◆ What this task involves
The listing below should be printed exactly, every line of it. Skip the pictures.

:: Extracted information ::

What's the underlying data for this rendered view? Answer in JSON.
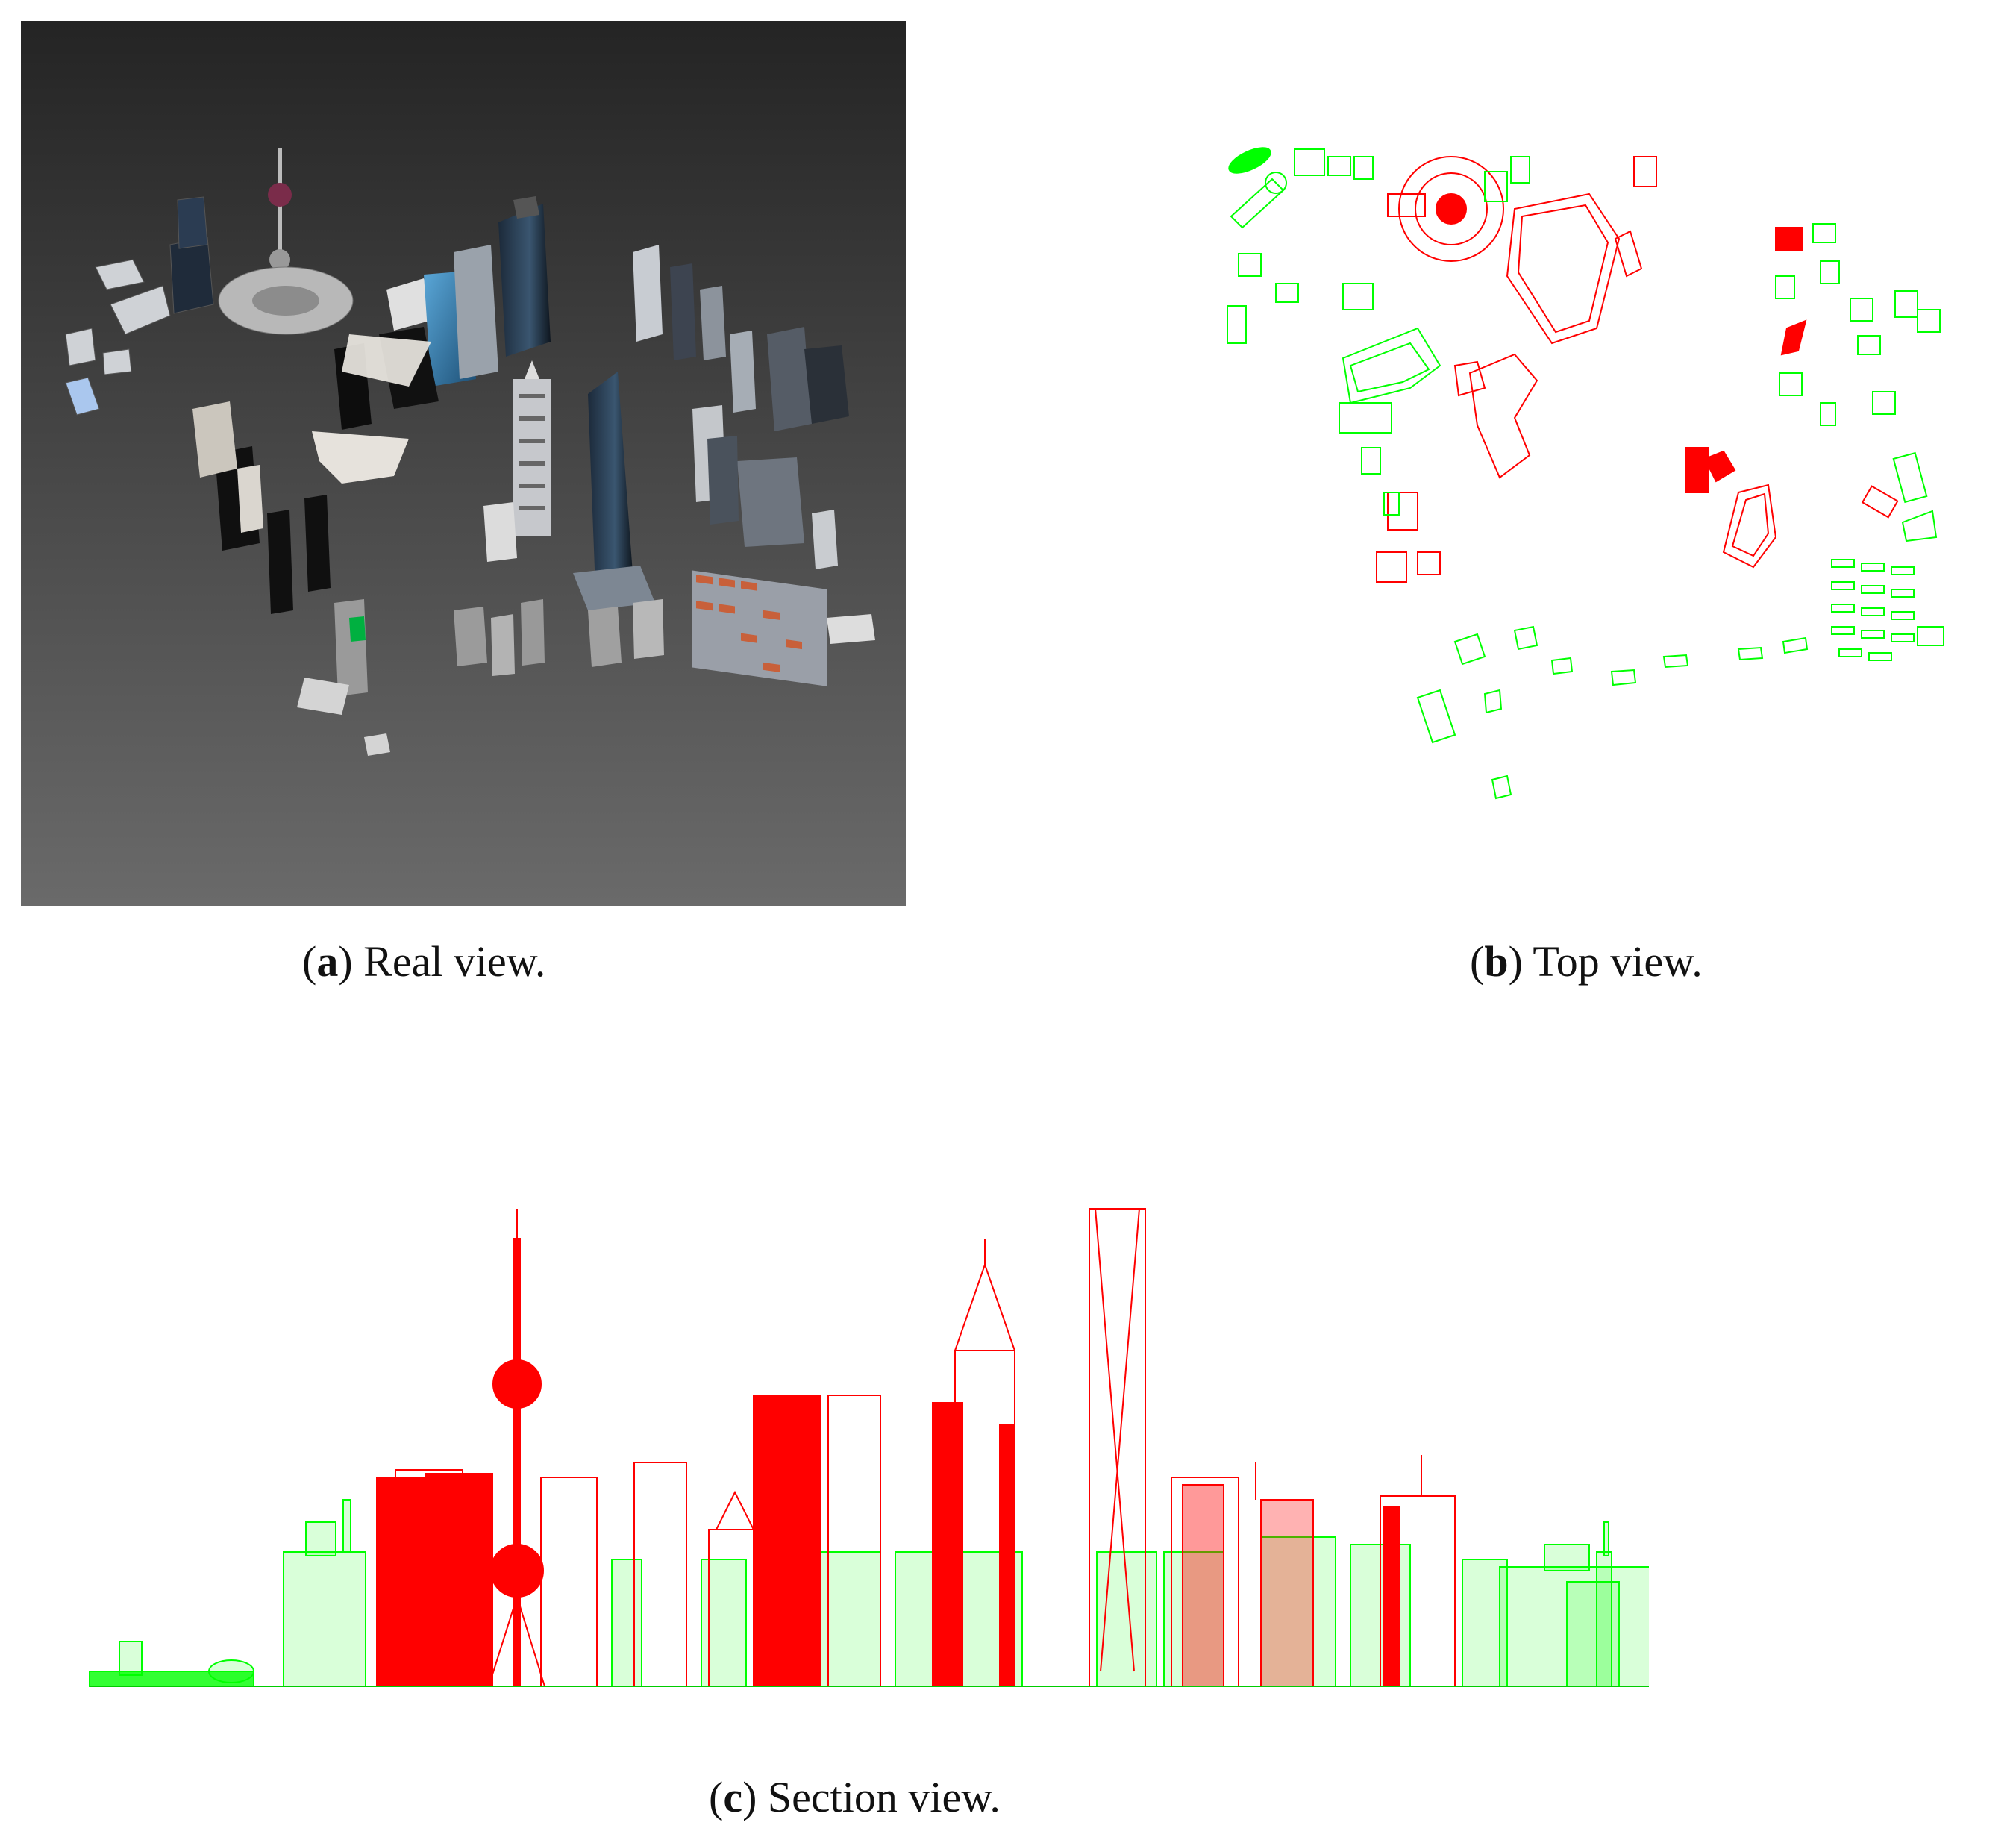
{
  "figure": {
    "panel_a": {
      "label": "a",
      "caption": "Real view."
    },
    "panel_b": {
      "label": "b",
      "caption": "Top view."
    },
    "panel_c": {
      "label": "c",
      "caption": "Section view."
    }
  },
  "colors": {
    "background_dark": "#3a3a3a",
    "highlight_red": "#ff0000",
    "highlight_green": "#00ff00",
    "roof_orange": "#c8603a"
  }
}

:::

◆ Exercise response
What's the underlying data for this rendered view? Answer in JSON.
{
  "figure": {
    "panel_a": {
      "label": "a",
      "caption": "Real view."
    },
    "panel_b": {
      "label": "b",
      "caption": "Top view."
    },
    "panel_c": {
      "label": "c",
      "caption": "Section view."
    }
  },
  "colors": {
    "background_dark": "#3a3a3a",
    "highlight_red": "#ff0000",
    "highlight_green": "#00ff00",
    "roof_orange": "#c8603a"
  }
}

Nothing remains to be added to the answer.